Task objective → Images appear in the records below; leave them out and repeat everything else exactly.

Source records →
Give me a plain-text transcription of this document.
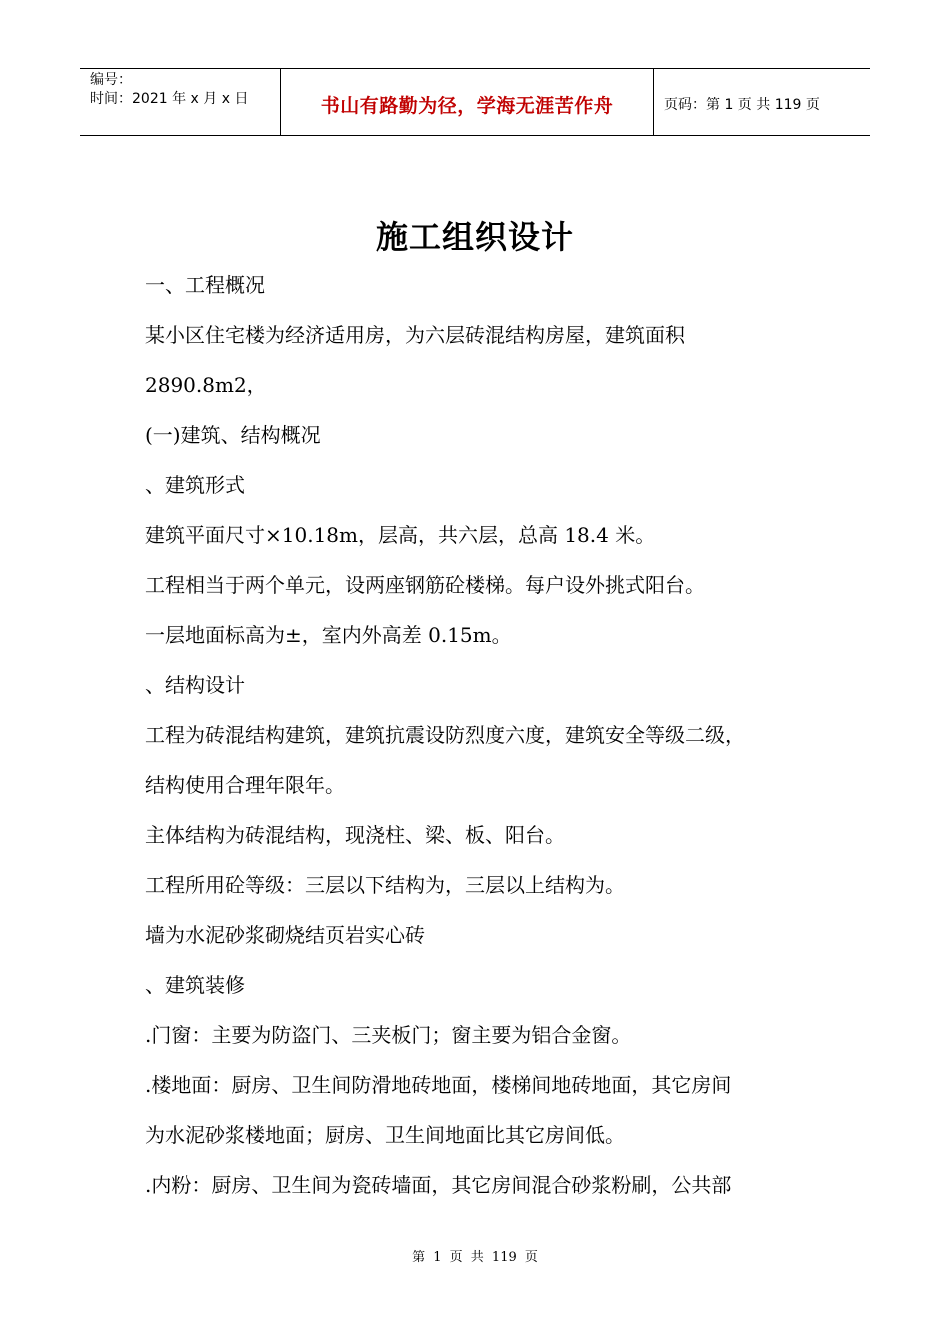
编号：
时间：2021 年 x 月 x 日	书山有路勤为径，学海无涯苦作舟	页码：第 1 页 共 119 页
施工组织设计
一、工程概况
某小区住宅楼为经济适用房，为六层砖混结构房屋，建筑面积
2890.8m2，
(一)建筑、结构概况
、建筑形式
建筑平面尺寸×10.18m，层高，共六层，总高 18.4 米。
工程相当于两个单元，设两座钢筋砼楼梯。每户设外挑式阳台。
一层地面标高为±，室内外高差 0.15m。
、结构设计
工程为砖混结构建筑，建筑抗震设防烈度六度，建筑安全等级二级，
结构使用合理年限年。
主体结构为砖混结构，现浇柱、梁、板、阳台。
工程所用砼等级：三层以下结构为，三层以上结构为。
墙为水泥砂浆砌烧结页岩实心砖
、建筑装修
.门窗：主要为防盗门、三夹板门；窗主要为铝合金窗。
.楼地面：厨房、卫生间防滑地砖地面，楼梯间地砖地面，其它房间
为水泥砂浆楼地面；厨房、卫生间地面比其它房间低。
.内粉：厨房、卫生间为瓷砖墙面，其它房间混合砂浆粉刷，公共部
第 1 页 共 119 页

Result of the task →
Give me a plain-text transcription of this document.
编号：
时间：2021 年 x 月 x 日	书山有路勤为径，学海无涯苦作舟	页码：第 1 页 共 119 页
施工组织设计
一、工程概况
某小区住宅楼为经济适用房，为六层砖混结构房屋，建筑面积
2890.8m2，
(一)建筑、结构概况
、建筑形式
建筑平面尺寸×10.18m，层高，共六层，总高 18.4 米。
工程相当于两个单元，设两座钢筋砼楼梯。每户设外挑式阳台。
一层地面标高为±，室内外高差 0.15m。
、结构设计
工程为砖混结构建筑，建筑抗震设防烈度六度，建筑安全等级二级，
结构使用合理年限年。
主体结构为砖混结构，现浇柱、梁、板、阳台。
工程所用砼等级：三层以下结构为，三层以上结构为。
墙为水泥砂浆砌烧结页岩实心砖
、建筑装修
.门窗：主要为防盗门、三夹板门；窗主要为铝合金窗。
.楼地面：厨房、卫生间防滑地砖地面，楼梯间地砖地面，其它房间
为水泥砂浆楼地面；厨房、卫生间地面比其它房间低。
.内粉：厨房、卫生间为瓷砖墙面，其它房间混合砂浆粉刷，公共部
第 1 页 共 119 页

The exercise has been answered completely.